--- Records for processing ---
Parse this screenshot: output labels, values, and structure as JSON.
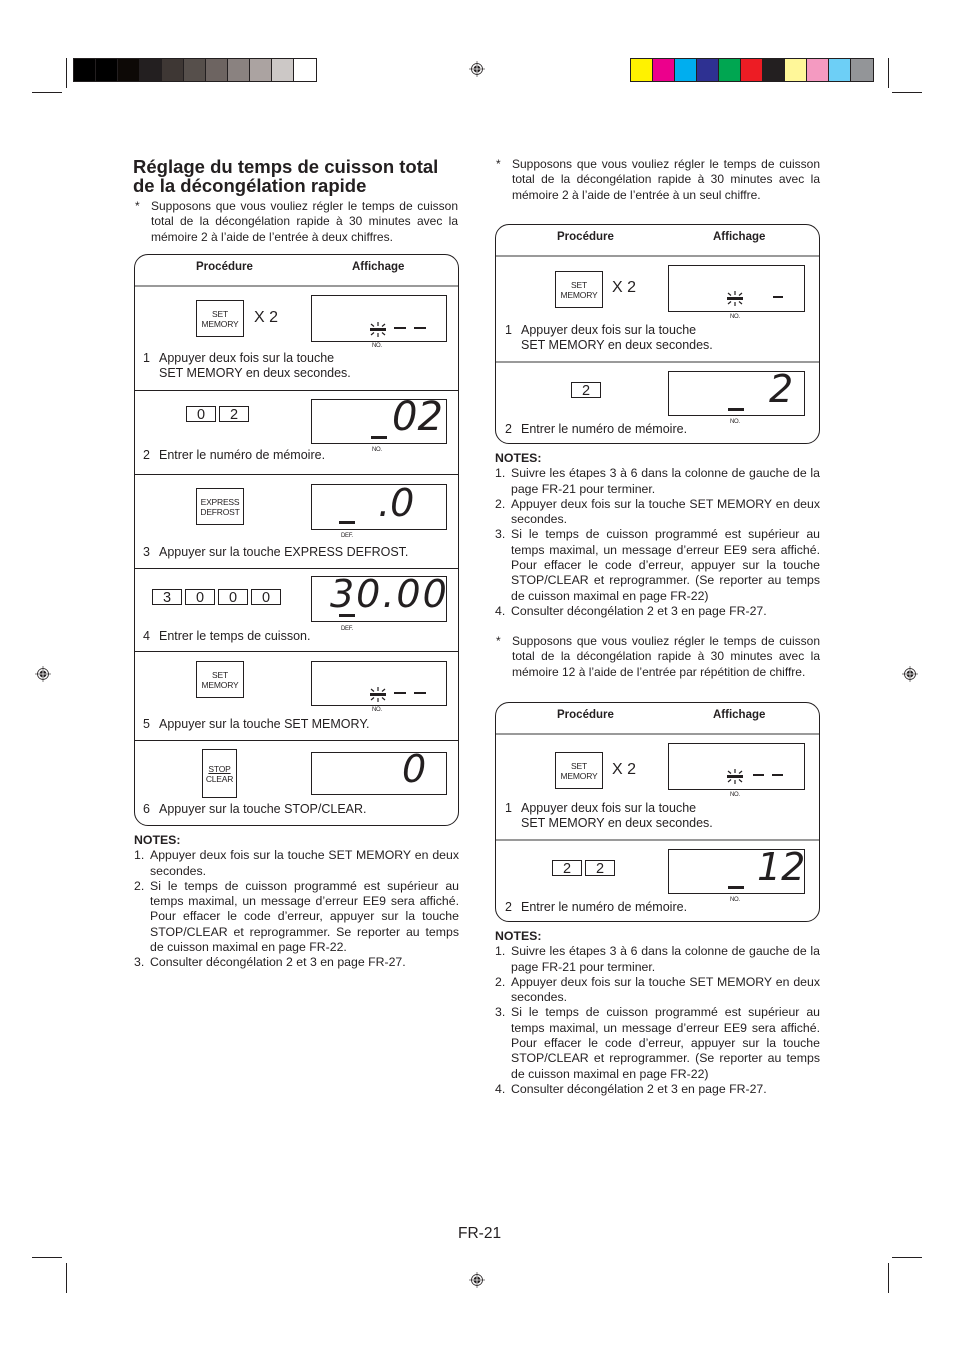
{
  "print_marks": {
    "gray_swatches": [
      "#000000",
      "#000000",
      "#0d0906",
      "#231f20",
      "#3e3734",
      "#564f4b",
      "#6d6461",
      "#8a8280",
      "#aba3a1",
      "#ccc8c6",
      "#ffffff"
    ],
    "color_swatches": [
      "#fff200",
      "#ec008c",
      "#00aeef",
      "#2e3192",
      "#00a651",
      "#ed1c24",
      "#231f20",
      "#fff799",
      "#f49ac1",
      "#6dcff6",
      "#939598"
    ]
  },
  "left": {
    "title": "Réglage du temps de cuisson total de la décongélation rapide",
    "intro_star": "*",
    "intro": "Supposons que vous vouliez régler le temps de cuisson total de la décongélation rapide à 30 minutes avec la mémoire 2 à l’aide de l’entrée à deux chiffres.",
    "table": {
      "col_procedure": "Procédure",
      "col_display": "Affichage",
      "steps": [
        {
          "key": [
            "SET",
            "MEMORY"
          ],
          "multiplier": "X 2",
          "display": "blink--",
          "label": "NO.",
          "num": "1",
          "text1": "Appuyer deux fois sur la touche",
          "text2": "SET MEMORY en deux secondes."
        },
        {
          "digits": [
            "0",
            "2"
          ],
          "display": "02",
          "label": "NO.",
          "num": "2",
          "text1": "Entrer le numéro de mémoire."
        },
        {
          "key": [
            "EXPRESS",
            "DEFROST"
          ],
          "display": ".0",
          "label": "DEF.",
          "num": "3",
          "text1": "Appuyer sur la touche EXPRESS DEFROST."
        },
        {
          "digits": [
            "3",
            "0",
            "0",
            "0"
          ],
          "display": "30.00",
          "label": "DEF.",
          "num": "4",
          "text1": "Entrer le temps de cuisson."
        },
        {
          "key": [
            "SET",
            "MEMORY"
          ],
          "display": "blink--",
          "label": "NO.",
          "num": "5",
          "text1": "Appuyer sur la touche SET MEMORY."
        },
        {
          "key": [
            "STOP",
            "CLEAR"
          ],
          "display": "0",
          "num": "6",
          "text1": "Appuyer sur la touche STOP/CLEAR."
        }
      ]
    },
    "notes_title": "NOTES:",
    "notes": [
      {
        "num": "1.",
        "text": "Appuyer deux fois sur la touche SET MEMORY en deux secondes."
      },
      {
        "num": "2.",
        "text": "Si le temps de cuisson programmé est supérieur au temps maximal, un message d’erreur EE9 sera affiché. Pour effacer le code d’erreur, appuyer sur la touche STOP/CLEAR et reprogrammer. Se reporter au temps de cuisson maximal en page FR-22."
      },
      {
        "num": "3.",
        "text": "Consulter décongélation 2 et 3 en page FR-27."
      }
    ]
  },
  "right": {
    "section1": {
      "intro_star": "*",
      "intro": "Supposons que vous vouliez régler le temps de cuisson total de la décongélation rapide à 30 minutes avec la mémoire 2 à l’aide de l’entrée à un seul chiffre.",
      "col_procedure": "Procédure",
      "col_display": "Affichage",
      "steps": [
        {
          "key": [
            "SET",
            "MEMORY"
          ],
          "multiplier": "X 2",
          "display": "blink-",
          "label": "NO.",
          "num": "1",
          "text1": "Appuyer deux fois sur la touche",
          "text2": "SET MEMORY en deux secondes."
        },
        {
          "digits": [
            "2"
          ],
          "display": "2",
          "label": "NO.",
          "num": "2",
          "text1": "Entrer le numéro de mémoire."
        }
      ],
      "notes_title": "NOTES:",
      "notes": [
        {
          "num": "1.",
          "text": "Suivre les étapes 3 à 6  dans la colonne de gauche de la page FR-21 pour terminer."
        },
        {
          "num": "2.",
          "text": "Appuyer deux fois sur la touche SET MEMORY en deux secondes."
        },
        {
          "num": "3.",
          "text": "Si le temps de cuisson programmé est supérieur au temps maximal, un message d’erreur EE9 sera affiché. Pour effacer le code d’erreur, appuyer sur la touche STOP/CLEAR et reprogrammer. (Se reporter au temps de cuisson maximal en page FR-22)"
        },
        {
          "num": "4.",
          "text": "Consulter décongélation 2 et 3 en page FR-27."
        }
      ]
    },
    "section2": {
      "intro_star": "*",
      "intro": "Supposons que vous vouliez régler le temps de cuisson total de la décongélation rapide à 30 minutes avec la mémoire 12 à l’aide de l’entrée par répétition de chiffre.",
      "col_procedure": "Procédure",
      "col_display": "Affichage",
      "steps": [
        {
          "key": [
            "SET",
            "MEMORY"
          ],
          "multiplier": "X 2",
          "display": "blink--",
          "label": "NO.",
          "num": "1",
          "text1": "Appuyer deux fois sur la touche",
          "text2": "SET MEMORY en deux secondes."
        },
        {
          "digits": [
            "2",
            "2"
          ],
          "display": "12",
          "label": "NO.",
          "num": "2",
          "text1": "Entrer le numéro de mémoire."
        }
      ],
      "notes_title": "NOTES:",
      "notes": [
        {
          "num": "1.",
          "text": "Suivre les étapes 3 à 6  dans la colonne de gauche de la page  FR-21 pour terminer."
        },
        {
          "num": "2.",
          "text": "Appuyer deux fois sur la touche SET MEMORY en deux secondes."
        },
        {
          "num": "3.",
          "text": "Si le temps de cuisson programmé est supérieur au temps maximal, un message d’erreur EE9 sera affiché. Pour effacer le code d’erreur, appuyer sur la touche STOP/CLEAR et reprogrammer. (Se reporter au temps de cuisson maximal en page FR-22)"
        },
        {
          "num": "4.",
          "text": "Consulter décongélation 2 et 3 en page FR-27."
        }
      ]
    }
  },
  "footer": {
    "page_number": "FR-21"
  }
}
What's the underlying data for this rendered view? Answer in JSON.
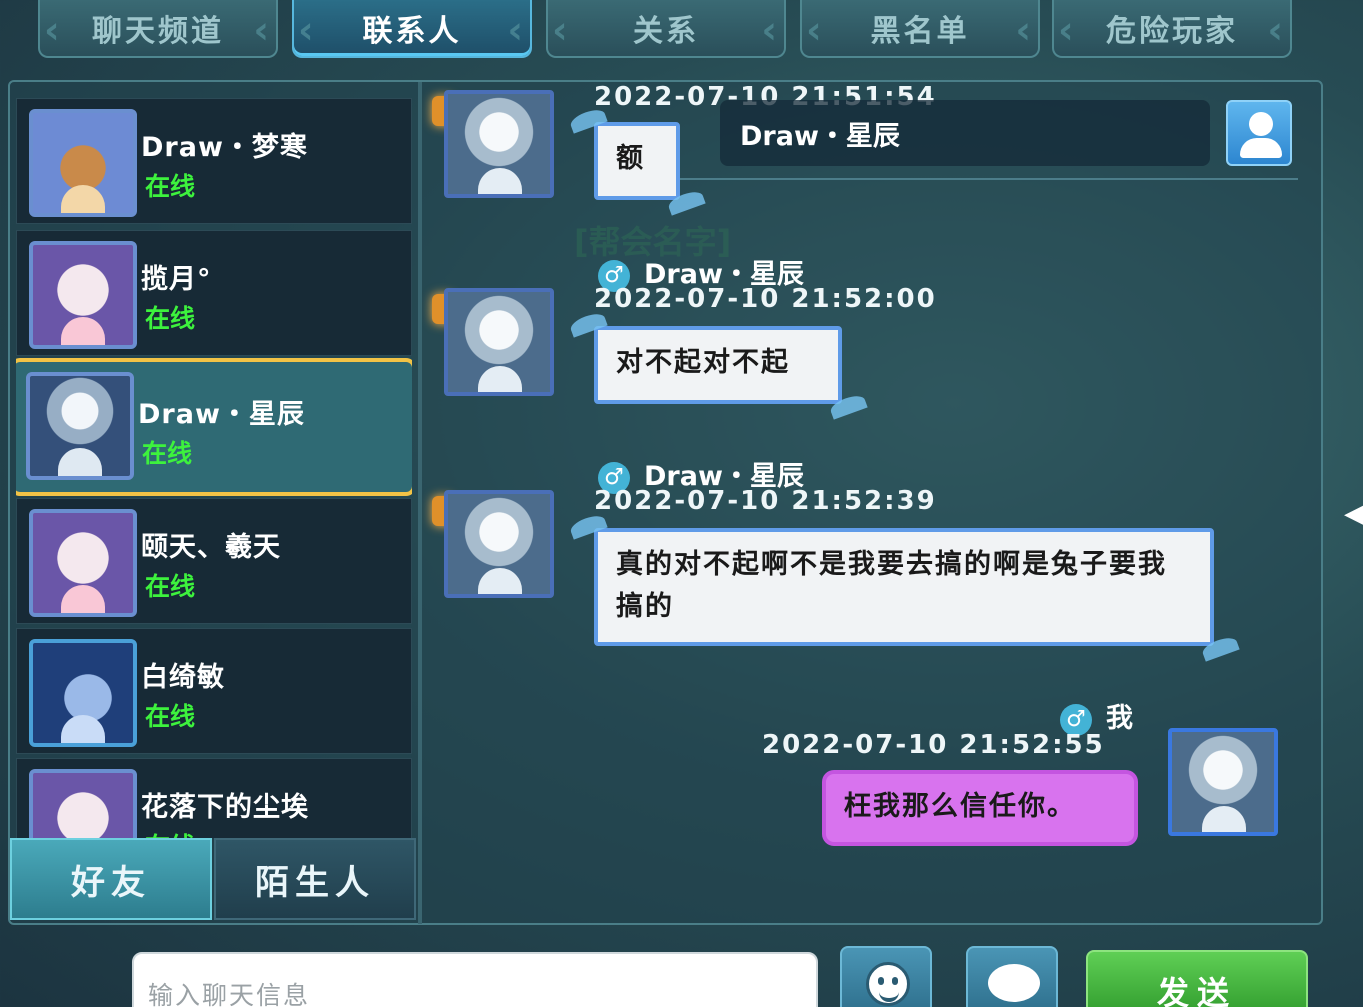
{
  "tabs": [
    {
      "label": "聊天频道",
      "active": false
    },
    {
      "label": "联系人",
      "active": true
    },
    {
      "label": "关系",
      "active": false
    },
    {
      "label": "黑名单",
      "active": false
    },
    {
      "label": "危险玩家",
      "active": false
    }
  ],
  "contacts": [
    {
      "name": "Draw・梦寒",
      "status": "在线",
      "avatar": "fox-avatar"
    },
    {
      "name": "揽月°",
      "status": "在线",
      "avatar": "sheep-avatar"
    },
    {
      "name": "Draw・星辰",
      "status": "在线",
      "avatar": "white-hair-avatar",
      "selected": true
    },
    {
      "name": "颐天、羲天",
      "status": "在线",
      "avatar": "sheep-avatar"
    },
    {
      "name": "白绮敏",
      "status": "在线",
      "avatar": "wolf-avatar"
    },
    {
      "name": "花落下的尘埃",
      "status": "在线",
      "avatar": "sheep-avatar"
    }
  ],
  "filter_tabs": {
    "friends": "好友",
    "strangers": "陌生人"
  },
  "chat": {
    "partner_name": "Draw・星辰",
    "ghost_text": "[帮会名字]",
    "messages": [
      {
        "sender": "",
        "time": "2022-07-10  21:51:54",
        "text": "额",
        "mine": false
      },
      {
        "sender": "Draw・星辰",
        "time": "2022-07-10  21:52:00",
        "text": "对不起对不起",
        "mine": false
      },
      {
        "sender": "Draw・星辰",
        "time": "2022-07-10  21:52:39",
        "text": "真的对不起啊不是我要去搞的啊是兔子要我搞的",
        "mine": false
      },
      {
        "sender": "我",
        "time": "2022-07-10  21:52:55",
        "text": "枉我那么信任你。",
        "mine": true
      }
    ],
    "gender_symbol": "♂"
  },
  "input": {
    "placeholder": "输入聊天信息",
    "value": ""
  },
  "send_label": "发送",
  "colors": {
    "accent_blue": "#5f9be8",
    "online_green": "#3df23d",
    "selected_border": "#f2c346",
    "my_bubble": "#d873ee",
    "send_green": "#2f9a2c"
  }
}
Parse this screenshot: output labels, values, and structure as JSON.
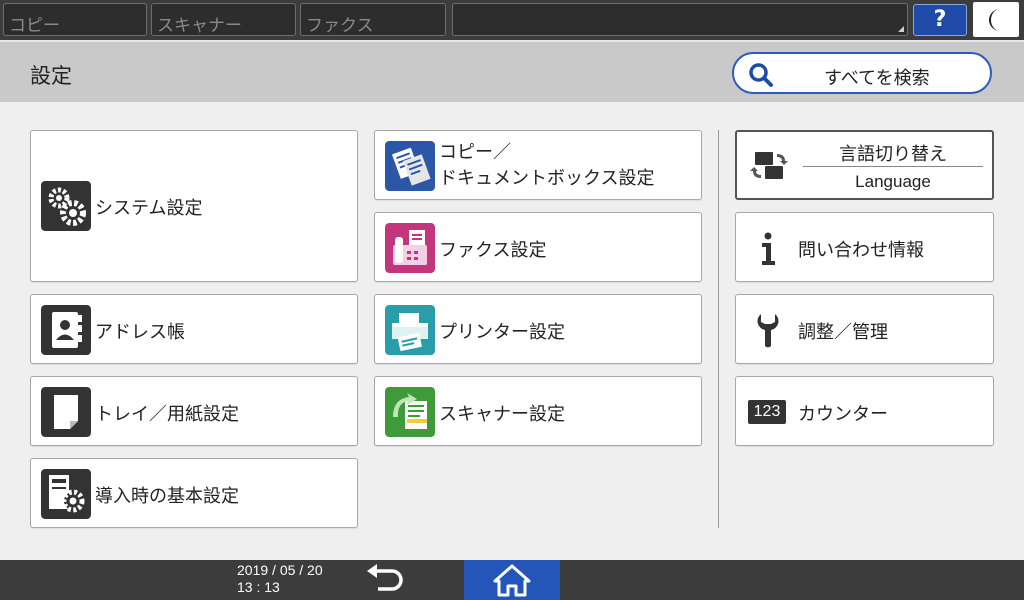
{
  "topbar": {
    "tabs": [
      "コピー",
      "スキャナー",
      "ファクス"
    ],
    "help_label": "?",
    "colors": {
      "help": "#1f4aa8"
    }
  },
  "header": {
    "title": "設定",
    "search_label": "すべてを検索"
  },
  "menu_left": [
    {
      "label": "システム設定",
      "icon": "system-settings-gear-icon"
    },
    {
      "label": "アドレス帳",
      "icon": "address-book-icon"
    },
    {
      "label": "トレイ／用紙設定",
      "icon": "tray-paper-icon"
    },
    {
      "label": "導入時の基本設定",
      "icon": "initial-setup-icon"
    }
  ],
  "menu_middle": [
    {
      "label_line1": "コピー／",
      "label_line2": "ドキュメントボックス設定",
      "icon": "copier-document-box-icon"
    },
    {
      "label": "ファクス設定",
      "icon": "fax-icon"
    },
    {
      "label": "プリンター設定",
      "icon": "printer-icon"
    },
    {
      "label": "スキャナー設定",
      "icon": "scanner-icon"
    }
  ],
  "menu_right": {
    "language": {
      "label_ja": "言語切り替え",
      "label_en": "Language",
      "icon": "language-switch-icon"
    },
    "items": [
      {
        "label": "問い合わせ情報",
        "icon": "info-icon"
      },
      {
        "label": "調整／管理",
        "icon": "wrench-icon"
      },
      {
        "label": "カウンター",
        "icon": "counter-123-icon",
        "icon_text": "123"
      }
    ]
  },
  "footer": {
    "date": "2019 / 05 / 20",
    "time": "13 : 13",
    "colors": {
      "home": "#2356b8"
    }
  }
}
---
**What you need to do**: For the listing above, identify each line bearing "dans".

**Exercise answer**:
          "text": "Suivre les étapes 3 à 6  dans la colonne de gauche de la page FR-21 pour terminer."
          "text": "Suivre les étapes 3 à 6  dans la colonne de gauche de la page  FR-21 pour terminer."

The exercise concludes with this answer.